朝食がすごいシティホテル3選/ホテル評論家・瀧澤信秋 連載vol.4
「シティホテル」や「ビジネスホテル」というのは耳慣れたホテルカテゴリーでしょう。どんな違いがあるのかというと、シティホテル=高級、ビジネスホテル=リーズナブルといったイメージを抱かれている方は多いかと思いますが、業界ではそれぞれの定義があり、シティホテルは宿泊以外のレストランや結婚式、宴会といったサービスも提供するホテルを指し、ビジネスホテルとは宿泊に特化したホテルという位置づけになっています。

────────

**指示 A**
ホテルの種類を扱った上の記事について、次の(i)〜(iii)は記事と合っていますか。それぞれ「はい」か「いいえ」で答え、判断の決め手となる記事の言葉をそのまま引用してください。
(i) 業界の定義では、シティホテルは宿泊以外に結婚式や宴会などのサービスも提供するホテルである。
(ii) 業界では、ビジネスホテルは宿泊に特化したホテルと位置づけられている。
(iii) 記事によれば、業界ではシティホテルを「高級なホテル」と定義している。
**指示 B**
シティホテルとビジネスホテルの違いを説明した上の記事を、最後の文の続きから書き継いでもらえますか。

**利用可能な資料**

────────

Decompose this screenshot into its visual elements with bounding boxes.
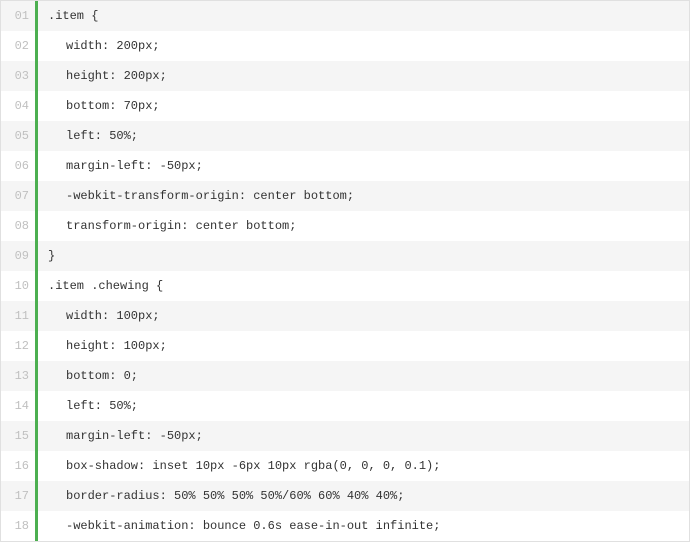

────────

**模範解答 A**
(i) はい。「シティホテルは宿泊以外のレストランや結婚式、宴会といったサービスも提供するホテルを指し」
(ii) はい。「ビジネスホテルとは宿泊に特化したホテルという位置づけになっています」
(iii) いいえ。「シティホテル=高級、ビジネスホテル=リーズナブルといったイメージを抱かれている方は多いかと思いますが、業界ではそれぞれの定義があり」

**模範解答 B**
すなわち、シティホテルはサービスの幅が広く、宿泊サービス以外に多様な料飲施設を有するホテルも多く、グルメという点でも奥深さを感じます。料理人や調理設備といった点でも充実度は高く、ゆえに朝食だけをとってみても見せ方から食材、調理に至るまでバラエティに富んでいます。何より、通常はディナーも提供するような会場で供されるだけに、ゆとりを感じる(それでも混雑するのを見かけますが)朝食時間を過ごすことが期待できるでしょう。
今回は、特徴的な部分にフォーカスしつつ3つのシティホテル朝食を紹介します。
写真/瀧澤信秋
目次
朝食にエゾシカ!? 道産食材の圧巻メニュー【北海道】センチュリーロイヤルホテル
道都・札幌の玄関口である札幌駅至近にそびえる高層ホテルです。最上階の回転レストランが印象的。近年、リニューアルも施されましたが、おすすめはエクスクルーシヴ フロア ブランの客室。大きな窓から北の都を望む、本当にゆっくりしたくなる客室。夏も魅力ですが、暖かな快適客室から望む窓外の厳冬は、札幌ホテルライフで旅情感じる瞬間であります。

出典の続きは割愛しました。